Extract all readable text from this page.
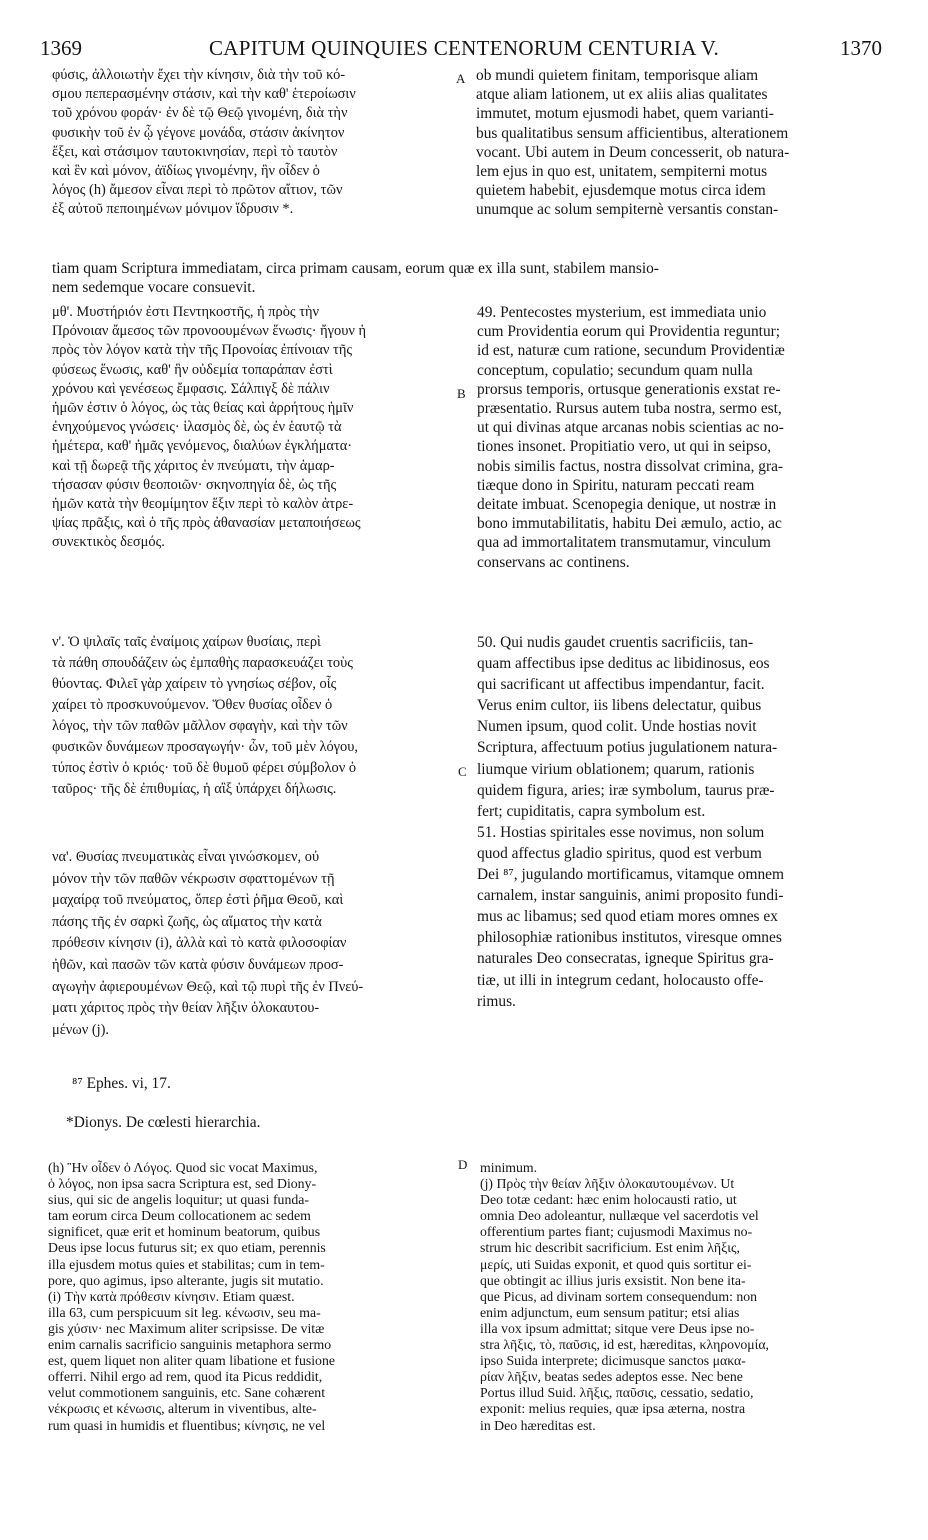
1369	CAPITUM QUINQUIES CENTENORUM CENTURIA V.	1370
A
B
C
D

φύσις, ἀλλοιωτὴν ἔχει τὴν κίνησιν, διὰ τὴν τοῦ κό-

σμου πεπερασμένην στάσιν, καὶ τὴν καθ' ἑτεροίωσιν

τοῦ χρόνου φοράν· ἐν δὲ τῷ Θεῷ γινομένη, διὰ τὴν

φυσικὴν τοῦ ἐν ᾧ γέγονε μονάδα, στάσιν ἀκίνητον

ἕξει, καὶ στάσιμον ταυτοκινησίαν, περὶ τὸ ταυτὸν

καὶ ἓν καὶ μόνον, ἀϊδίως γινομένην, ἣν οἶδεν ὁ

λόγος (h) ἄμεσον εἶναι περὶ τὸ πρῶτον αἴτιον, τῶν

ἐξ αὐτοῦ πεποιημένων μόνιμον ἵδρυσιν *.

ob mundi quietem finitam, temporisque aliam

atque aliam lationem, ut ex aliis alias qualitates

immutet, motum ejusmodi habet, quem varianti-

bus qualitatibus sensum afficientibus, alterationem

vocant. Ubi autem in Deum concesserit, ob natura-

lem ejus in quo est, unitatem, sempiterni motus

quietem habebit, ejusdemque motus circa idem

unumque ac solum sempiternè versantis constan-

tiam quam Scriptura immediatam, circa primam causam, eorum quæ ex illa sunt, stabilem mansio-

nem sedemque vocare consuevit.

μθ'. Μυστήριόν ἐστι Πεντηκοστῆς, ἡ πρὸς τὴν

Πρόνοιαν ἄμεσος τῶν προνοουμένων ἕνωσις· ἤγουν ἡ

πρὸς τὸν λόγον κατὰ τὴν τῆς Προνοίας ἐπίνοιαν τῆς

φύσεως ἕνωσις, καθ' ἣν οὐδεμία τοπαράπαν ἐστὶ

χρόνου καὶ γενέσεως ἔμφασις. Σάλπιγξ δὲ πάλιν

ἡμῶν ἐστιν ὁ λόγος, ὡς τὰς θείας καὶ ἀρρήτους ἡμῖν

ἐνηχούμενος γνώσεις· ἱλασμὸς δὲ, ὡς ἐν ἑαυτῷ τὰ

ἡμέτερα, καθ' ἡμᾶς γενόμενος, διαλύων ἐγκλήματα·

καὶ τῇ δωρεᾷ τῆς χάριτος ἐν πνεύματι, τὴν ἁμαρ-

τήσασαν φύσιν θεοποιῶν· σκηνοπηγία δὲ, ὡς τῆς

ἡμῶν κατὰ τὴν θεομίμητον ἕξιν περὶ τὸ καλὸν ἀτρε-

ψίας πρᾶξις, καὶ ὁ τῆς πρὸς ἀθανασίαν μεταποιήσεως

συνεκτικὸς δεσμός.

49. Pentecostes mysterium, est immediata unio

cum Providentia eorum qui Providentia reguntur;

id est, naturæ cum ratione, secundum Providentiæ

conceptum, copulatio; secundum quam nulla

prorsus temporis, ortusque generationis exstat re-

præsentatio. Rursus autem tuba nostra, sermo est,

ut qui divinas atque arcanas nobis scientias ac no-

tiones insonet. Propitiatio vero, ut qui in seipso,

nobis similis factus, nostra dissolvat crimina, gra-

tiæque dono in Spiritu, naturam peccati ream

deitate imbuat. Scenopegia denique, ut nostræ in

bono immutabilitatis, habitu Dei æmulo, actio, ac

qua ad immortalitatem transmutamur, vinculum

conservans ac continens.

ν'. Ὁ ψιλαῖς ταῖς ἐναίμοις χαίρων θυσίαις, περὶ

τὰ πάθη σπουδάζειν ὡς ἐμπαθὴς παρασκευάζει τοὺς

θύοντας. Φιλεῖ γὰρ χαίρειν τὸ γνησίως σέβον, οἷς

χαίρει τὸ προσκυνούμενον. Ὅθεν θυσίας οἶδεν ὁ

λόγος, τὴν τῶν παθῶν μᾶλλον σφαγὴν, καὶ τὴν τῶν

φυσικῶν δυνάμεων προσαγωγήν· ὧν, τοῦ μὲν λόγου,

τύπος ἐστὶν ὁ κριός· τοῦ δὲ θυμοῦ φέρει σύμβολον ὁ

ταῦρος· τῆς δὲ ἐπιθυμίας, ἡ αἲξ ὑπάρχει δήλωσις.

50. Qui nudis gaudet cruentis sacrificiis, tan-

quam affectibus ipse deditus ac libidinosus, eos

qui sacrificant ut affectibus impendantur, facit.

Verus enim cultor, iis libens delectatur, quibus

Numen ipsum, quod colit. Unde hostias novit

Scriptura, affectuum potius jugulationem natura-

liumque virium oblationem; quarum, rationis

quidem figura, aries; iræ symbolum, taurus præ-

fert; cupiditatis, capra symbolum est.

51. Hostias spiritales esse novimus, non solum

quod affectus gladio spiritus, quod est verbum

Dei ⁸⁷, jugulando mortificamus, vitamque omnem

carnalem, instar sanguinis, animi proposito fundi-

mus ac libamus; sed quod etiam mores omnes ex

philosophiæ rationibus institutos, viresque omnes

naturales Deo consecratas, igneque Spiritus gra-

tiæ, ut illi in integrum cedant, holocausto offe-

rimus.

να'. Θυσίας πνευματικὰς εἶναι γινώσκομεν, οὐ

μόνον τὴν τῶν παθῶν νέκρωσιν σφαττομένων τῇ

μαχαίρᾳ τοῦ πνεύματος, ὅπερ ἐστὶ ῥῆμα Θεοῦ, καὶ

πάσης τῆς ἐν σαρκὶ ζωῆς, ὡς αἵματος τὴν κατὰ

πρόθεσιν κίνησιν (i), ἀλλὰ καὶ τὸ κατὰ φιλοσοφίαν

ἠθῶν, καὶ πασῶν τῶν κατὰ φύσιν δυνάμεων προσ-

αγωγὴν ἀφιερουμένων Θεῷ, καὶ τῷ πυρὶ τῆς ἐν Πνεύ-

ματι χάριτος πρὸς τὴν θείαν λῆξιν ὁλοκαυτου-

μένων (j).

⁸⁷ Ephes. vi, 17.
*Dionys. De cœlesti hierarchia.

(h) Ἣν οἶδεν ὁ Λόγος. Quod sic vocat Maximus,

ὁ λόγος, non ipsa sacra Scriptura est, sed Diony-

sius, qui sic de angelis loquitur; ut quasi funda-

tam eorum circa Deum collocationem ac sedem

significet, quæ erit et hominum beatorum, quibus

Deus ipse locus futurus sit; ex quo etiam, perennis

illa ejusdem motus quies et stabilitas; cum in tem-

pore, quo agimus, ipso alterante, jugis sit mutatio.

(i) Τὴν κατὰ πρόθεσιν κίνησιν. Etiam quæst.

illa 63, cum perspicuum sit leg. κένωσιν, seu ma-

gis χύσιν· nec Maximum aliter scripsisse. De vitæ

enim carnalis sacrificio sanguinis metaphora sermo

est, quem liquet non aliter quam libatione et fusione

offerri. Nihil ergo ad rem, quod ita Picus reddidit,

velut commotionem sanguinis, etc. Sane cohærent

νέκρωσις et κένωσις, alterum in viventibus, alte-

rum quasi in humidis et fluentibus; κίνησις, ne vel

minimum.

(j) Πρὸς τὴν θείαν λῆξιν ὁλοκαυτουμένων. Ut

Deo totæ cedant: hæc enim holocausti ratio, ut

omnia Deo adoleantur, nullæque vel sacerdotis vel

offerentium partes fiant; cujusmodi Maximus no-

strum hic describit sacrificium. Est enim λῆξις,

μερίς, uti Suidas exponit, et quod quis sortitur ei-

que obtingit ac illius juris exsistit. Non bene ita-

que Picus, ad divinam sortem consequendum: non

enim adjunctum, eum sensum patitur; etsi alias

illa vox ipsum admittat; sitque vere Deus ipse no-

stra λῆξις, τὸ, παῦσις, id est, hæreditas, κληρονομία,

ipso Suida interprete; dicimusque sanctos μακα-

ρίαν λῆξιν, beatas sedes adeptos esse. Nec bene

Portus illud Suid. λῆξις, παῦσις, cessatio, sedatio,

exponit: melius requies, quæ ipsa æterna, nostra

in Deo hæreditas est.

++++++++++++++++++++

WHAT YOU ARE ASKED TO DO ▸
From the entries above, collect every line with the string "ipsa" in it.

COMPLETE OUTPUT ▸
ὁ λόγος, non ipsa sacra Scriptura est, sed Diony-
exponit: melius requies, quæ ipsa æterna, nostra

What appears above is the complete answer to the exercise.